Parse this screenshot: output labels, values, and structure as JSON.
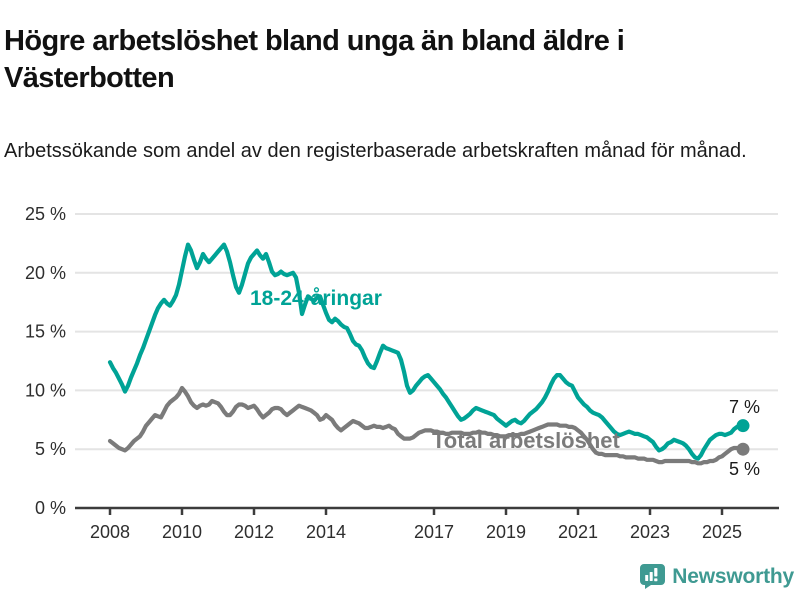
{
  "header": {
    "title": "Högre arbetslöshet bland unga än bland äldre i Västerbotten",
    "subtitle": "Arbetssökande som andel av den registerbaserade arbetskraften månad för månad."
  },
  "annotations": {
    "series_label_young": "18-24-åringar",
    "series_label_total": "Total arbetslöshet",
    "end_label_young": "7 %",
    "end_label_total": "5 %"
  },
  "footer": {
    "brand": "Newsworthy",
    "logo_icon": "bar-chart-speech-bubble-icon",
    "brand_color": "#3f9a92"
  },
  "chart_data": {
    "type": "line",
    "title": "Högre arbetslöshet bland unga än bland äldre i Västerbotten",
    "subtitle": "Arbetssökande som andel av den registerbaserade arbetskraften månad för månad.",
    "x_start_year": 2008.0,
    "x_step_years": 0.0833,
    "xlim": [
      2008.0,
      2025.58
    ],
    "ylim": [
      0,
      25
    ],
    "grid": "horizontal",
    "yticks": [
      0,
      5,
      10,
      15,
      20,
      25
    ],
    "ytick_labels": [
      "0 %",
      "5 %",
      "10 %",
      "15 %",
      "20 %",
      "25 %"
    ],
    "xticks": [
      2008,
      2010,
      2012,
      2014,
      2017,
      2019,
      2021,
      2023,
      2025
    ],
    "xtick_labels": [
      "2008",
      "2010",
      "2012",
      "2014",
      "2017",
      "2019",
      "2021",
      "2023",
      "2025"
    ],
    "colors": {
      "young": "#00a396",
      "total": "#7b7b7b",
      "grid": "#e4e4e4",
      "axis": "#3c3c3c",
      "tick_text": "#2e2e2e"
    },
    "series": [
      {
        "name": "18-24-åringar",
        "color": "#00a396",
        "end_value_label": "7 %",
        "values": [
          12.4,
          11.9,
          11.5,
          11.0,
          10.5,
          9.9,
          10.4,
          11.1,
          11.7,
          12.3,
          13.0,
          13.6,
          14.3,
          15.0,
          15.7,
          16.4,
          17.0,
          17.4,
          17.7,
          17.4,
          17.2,
          17.6,
          18.1,
          19.0,
          20.2,
          21.4,
          22.4,
          21.9,
          21.1,
          20.4,
          20.9,
          21.6,
          21.2,
          20.9,
          21.2,
          21.5,
          21.8,
          22.1,
          22.4,
          21.8,
          20.9,
          19.8,
          18.8,
          18.3,
          19.0,
          19.9,
          20.8,
          21.3,
          21.6,
          21.9,
          21.5,
          21.2,
          21.6,
          20.9,
          20.1,
          19.8,
          19.9,
          20.1,
          19.9,
          19.8,
          19.9,
          20.0,
          19.6,
          18.3,
          16.5,
          17.3,
          18.0,
          17.8,
          17.6,
          17.9,
          18.0,
          17.3,
          16.6,
          16.0,
          15.8,
          16.1,
          15.9,
          15.6,
          15.4,
          15.3,
          14.8,
          14.2,
          13.9,
          13.8,
          13.4,
          12.8,
          12.3,
          12.0,
          11.9,
          12.5,
          13.2,
          13.8,
          13.6,
          13.5,
          13.4,
          13.3,
          13.2,
          12.6,
          11.6,
          10.4,
          9.8,
          10.0,
          10.4,
          10.7,
          11.0,
          11.2,
          11.3,
          11.0,
          10.7,
          10.4,
          10.1,
          9.7,
          9.4,
          9.0,
          8.6,
          8.2,
          7.8,
          7.5,
          7.6,
          7.8,
          8.0,
          8.3,
          8.5,
          8.4,
          8.3,
          8.2,
          8.1,
          8.0,
          7.9,
          7.6,
          7.4,
          7.2,
          7.0,
          7.2,
          7.4,
          7.5,
          7.3,
          7.2,
          7.4,
          7.7,
          8.0,
          8.2,
          8.4,
          8.7,
          9.0,
          9.4,
          9.9,
          10.5,
          11.0,
          11.3,
          11.3,
          11.0,
          10.7,
          10.5,
          10.4,
          9.9,
          9.4,
          9.1,
          8.8,
          8.6,
          8.3,
          8.1,
          8.0,
          7.9,
          7.7,
          7.4,
          7.1,
          6.8,
          6.5,
          6.3,
          6.2,
          6.3,
          6.4,
          6.5,
          6.4,
          6.3,
          6.3,
          6.2,
          6.1,
          6.0,
          5.8,
          5.6,
          5.2,
          4.9,
          5.0,
          5.2,
          5.5,
          5.6,
          5.8,
          5.7,
          5.6,
          5.5,
          5.3,
          5.0,
          4.6,
          4.3,
          4.2,
          4.5,
          5.0,
          5.4,
          5.8,
          6.0,
          6.2,
          6.3,
          6.3,
          6.2,
          6.3,
          6.4,
          6.7,
          6.9,
          7.0,
          7.0
        ]
      },
      {
        "name": "Total arbetslöshet",
        "color": "#7b7b7b",
        "end_value_label": "5 %",
        "values": [
          5.7,
          5.5,
          5.3,
          5.1,
          5.0,
          4.9,
          5.1,
          5.4,
          5.7,
          5.9,
          6.1,
          6.5,
          7.0,
          7.3,
          7.6,
          7.9,
          7.8,
          7.7,
          8.2,
          8.7,
          9.0,
          9.2,
          9.4,
          9.7,
          10.2,
          9.9,
          9.5,
          9.0,
          8.7,
          8.5,
          8.7,
          8.8,
          8.7,
          8.8,
          9.1,
          9.0,
          8.9,
          8.6,
          8.2,
          7.9,
          7.9,
          8.2,
          8.6,
          8.8,
          8.8,
          8.7,
          8.5,
          8.6,
          8.7,
          8.4,
          8.0,
          7.7,
          7.9,
          8.1,
          8.4,
          8.5,
          8.5,
          8.4,
          8.1,
          7.9,
          8.1,
          8.3,
          8.5,
          8.7,
          8.6,
          8.5,
          8.4,
          8.3,
          8.1,
          7.9,
          7.5,
          7.6,
          7.9,
          7.7,
          7.5,
          7.1,
          6.8,
          6.6,
          6.8,
          7.0,
          7.2,
          7.4,
          7.3,
          7.2,
          7.0,
          6.8,
          6.8,
          6.9,
          7.0,
          6.9,
          6.9,
          6.8,
          6.9,
          7.0,
          6.8,
          6.7,
          6.3,
          6.1,
          5.9,
          5.9,
          5.9,
          6.0,
          6.2,
          6.4,
          6.5,
          6.6,
          6.6,
          6.6,
          6.5,
          6.5,
          6.4,
          6.4,
          6.3,
          6.3,
          6.4,
          6.4,
          6.4,
          6.4,
          6.3,
          6.3,
          6.3,
          6.4,
          6.4,
          6.5,
          6.4,
          6.4,
          6.3,
          6.3,
          6.2,
          6.2,
          6.1,
          6.1,
          6.1,
          6.2,
          6.2,
          6.2,
          6.2,
          6.3,
          6.3,
          6.4,
          6.5,
          6.6,
          6.7,
          6.8,
          6.9,
          7.0,
          7.1,
          7.1,
          7.1,
          7.1,
          7.0,
          7.0,
          7.0,
          6.9,
          6.9,
          6.8,
          6.6,
          6.4,
          6.1,
          5.8,
          5.4,
          5.0,
          4.7,
          4.6,
          4.6,
          4.5,
          4.5,
          4.5,
          4.5,
          4.5,
          4.4,
          4.4,
          4.3,
          4.3,
          4.3,
          4.3,
          4.2,
          4.2,
          4.2,
          4.1,
          4.1,
          4.1,
          4.0,
          3.9,
          3.9,
          4.0,
          4.0,
          4.0,
          4.0,
          4.0,
          4.0,
          4.0,
          4.0,
          4.0,
          3.9,
          3.9,
          3.8,
          3.8,
          3.9,
          3.9,
          4.0,
          4.0,
          4.1,
          4.3,
          4.4,
          4.6,
          4.8,
          5.0,
          5.1,
          5.1,
          5.0,
          5.0
        ]
      }
    ]
  }
}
══════════════════════════════
§ **REQUEST**:
Pictures are excluded; copy all other data exactly as shown.

§ **RESULT FOR THIS EXERCISE**:
Parse this screenshot: output labels, values, and structure as JSON.
{
  "header": {
    "title": "Högre arbetslöshet bland unga än bland äldre i Västerbotten",
    "subtitle": "Arbetssökande som andel av den registerbaserade arbetskraften månad för månad."
  },
  "annotations": {
    "series_label_young": "18-24-åringar",
    "series_label_total": "Total arbetslöshet",
    "end_label_young": "7 %",
    "end_label_total": "5 %"
  },
  "footer": {
    "brand": "Newsworthy",
    "logo_icon": "bar-chart-speech-bubble-icon",
    "brand_color": "#3f9a92"
  },
  "chart_data": {
    "type": "line",
    "title": "Högre arbetslöshet bland unga än bland äldre i Västerbotten",
    "subtitle": "Arbetssökande som andel av den registerbaserade arbetskraften månad för månad.",
    "x_start_year": 2008.0,
    "x_step_years": 0.0833,
    "xlim": [
      2008.0,
      2025.58
    ],
    "ylim": [
      0,
      25
    ],
    "grid": "horizontal",
    "yticks": [
      0,
      5,
      10,
      15,
      20,
      25
    ],
    "ytick_labels": [
      "0 %",
      "5 %",
      "10 %",
      "15 %",
      "20 %",
      "25 %"
    ],
    "xticks": [
      2008,
      2010,
      2012,
      2014,
      2017,
      2019,
      2021,
      2023,
      2025
    ],
    "xtick_labels": [
      "2008",
      "2010",
      "2012",
      "2014",
      "2017",
      "2019",
      "2021",
      "2023",
      "2025"
    ],
    "colors": {
      "young": "#00a396",
      "total": "#7b7b7b",
      "grid": "#e4e4e4",
      "axis": "#3c3c3c",
      "tick_text": "#2e2e2e"
    },
    "series": [
      {
        "name": "18-24-åringar",
        "color": "#00a396",
        "end_value_label": "7 %",
        "values": [
          12.4,
          11.9,
          11.5,
          11.0,
          10.5,
          9.9,
          10.4,
          11.1,
          11.7,
          12.3,
          13.0,
          13.6,
          14.3,
          15.0,
          15.7,
          16.4,
          17.0,
          17.4,
          17.7,
          17.4,
          17.2,
          17.6,
          18.1,
          19.0,
          20.2,
          21.4,
          22.4,
          21.9,
          21.1,
          20.4,
          20.9,
          21.6,
          21.2,
          20.9,
          21.2,
          21.5,
          21.8,
          22.1,
          22.4,
          21.8,
          20.9,
          19.8,
          18.8,
          18.3,
          19.0,
          19.9,
          20.8,
          21.3,
          21.6,
          21.9,
          21.5,
          21.2,
          21.6,
          20.9,
          20.1,
          19.8,
          19.9,
          20.1,
          19.9,
          19.8,
          19.9,
          20.0,
          19.6,
          18.3,
          16.5,
          17.3,
          18.0,
          17.8,
          17.6,
          17.9,
          18.0,
          17.3,
          16.6,
          16.0,
          15.8,
          16.1,
          15.9,
          15.6,
          15.4,
          15.3,
          14.8,
          14.2,
          13.9,
          13.8,
          13.4,
          12.8,
          12.3,
          12.0,
          11.9,
          12.5,
          13.2,
          13.8,
          13.6,
          13.5,
          13.4,
          13.3,
          13.2,
          12.6,
          11.6,
          10.4,
          9.8,
          10.0,
          10.4,
          10.7,
          11.0,
          11.2,
          11.3,
          11.0,
          10.7,
          10.4,
          10.1,
          9.7,
          9.4,
          9.0,
          8.6,
          8.2,
          7.8,
          7.5,
          7.6,
          7.8,
          8.0,
          8.3,
          8.5,
          8.4,
          8.3,
          8.2,
          8.1,
          8.0,
          7.9,
          7.6,
          7.4,
          7.2,
          7.0,
          7.2,
          7.4,
          7.5,
          7.3,
          7.2,
          7.4,
          7.7,
          8.0,
          8.2,
          8.4,
          8.7,
          9.0,
          9.4,
          9.9,
          10.5,
          11.0,
          11.3,
          11.3,
          11.0,
          10.7,
          10.5,
          10.4,
          9.9,
          9.4,
          9.1,
          8.8,
          8.6,
          8.3,
          8.1,
          8.0,
          7.9,
          7.7,
          7.4,
          7.1,
          6.8,
          6.5,
          6.3,
          6.2,
          6.3,
          6.4,
          6.5,
          6.4,
          6.3,
          6.3,
          6.2,
          6.1,
          6.0,
          5.8,
          5.6,
          5.2,
          4.9,
          5.0,
          5.2,
          5.5,
          5.6,
          5.8,
          5.7,
          5.6,
          5.5,
          5.3,
          5.0,
          4.6,
          4.3,
          4.2,
          4.5,
          5.0,
          5.4,
          5.8,
          6.0,
          6.2,
          6.3,
          6.3,
          6.2,
          6.3,
          6.4,
          6.7,
          6.9,
          7.0,
          7.0
        ]
      },
      {
        "name": "Total arbetslöshet",
        "color": "#7b7b7b",
        "end_value_label": "5 %",
        "values": [
          5.7,
          5.5,
          5.3,
          5.1,
          5.0,
          4.9,
          5.1,
          5.4,
          5.7,
          5.9,
          6.1,
          6.5,
          7.0,
          7.3,
          7.6,
          7.9,
          7.8,
          7.7,
          8.2,
          8.7,
          9.0,
          9.2,
          9.4,
          9.7,
          10.2,
          9.9,
          9.5,
          9.0,
          8.7,
          8.5,
          8.7,
          8.8,
          8.7,
          8.8,
          9.1,
          9.0,
          8.9,
          8.6,
          8.2,
          7.9,
          7.9,
          8.2,
          8.6,
          8.8,
          8.8,
          8.7,
          8.5,
          8.6,
          8.7,
          8.4,
          8.0,
          7.7,
          7.9,
          8.1,
          8.4,
          8.5,
          8.5,
          8.4,
          8.1,
          7.9,
          8.1,
          8.3,
          8.5,
          8.7,
          8.6,
          8.5,
          8.4,
          8.3,
          8.1,
          7.9,
          7.5,
          7.6,
          7.9,
          7.7,
          7.5,
          7.1,
          6.8,
          6.6,
          6.8,
          7.0,
          7.2,
          7.4,
          7.3,
          7.2,
          7.0,
          6.8,
          6.8,
          6.9,
          7.0,
          6.9,
          6.9,
          6.8,
          6.9,
          7.0,
          6.8,
          6.7,
          6.3,
          6.1,
          5.9,
          5.9,
          5.9,
          6.0,
          6.2,
          6.4,
          6.5,
          6.6,
          6.6,
          6.6,
          6.5,
          6.5,
          6.4,
          6.4,
          6.3,
          6.3,
          6.4,
          6.4,
          6.4,
          6.4,
          6.3,
          6.3,
          6.3,
          6.4,
          6.4,
          6.5,
          6.4,
          6.4,
          6.3,
          6.3,
          6.2,
          6.2,
          6.1,
          6.1,
          6.1,
          6.2,
          6.2,
          6.2,
          6.2,
          6.3,
          6.3,
          6.4,
          6.5,
          6.6,
          6.7,
          6.8,
          6.9,
          7.0,
          7.1,
          7.1,
          7.1,
          7.1,
          7.0,
          7.0,
          7.0,
          6.9,
          6.9,
          6.8,
          6.6,
          6.4,
          6.1,
          5.8,
          5.4,
          5.0,
          4.7,
          4.6,
          4.6,
          4.5,
          4.5,
          4.5,
          4.5,
          4.5,
          4.4,
          4.4,
          4.3,
          4.3,
          4.3,
          4.3,
          4.2,
          4.2,
          4.2,
          4.1,
          4.1,
          4.1,
          4.0,
          3.9,
          3.9,
          4.0,
          4.0,
          4.0,
          4.0,
          4.0,
          4.0,
          4.0,
          4.0,
          4.0,
          3.9,
          3.9,
          3.8,
          3.8,
          3.9,
          3.9,
          4.0,
          4.0,
          4.1,
          4.3,
          4.4,
          4.6,
          4.8,
          5.0,
          5.1,
          5.1,
          5.0,
          5.0
        ]
      }
    ]
  }
}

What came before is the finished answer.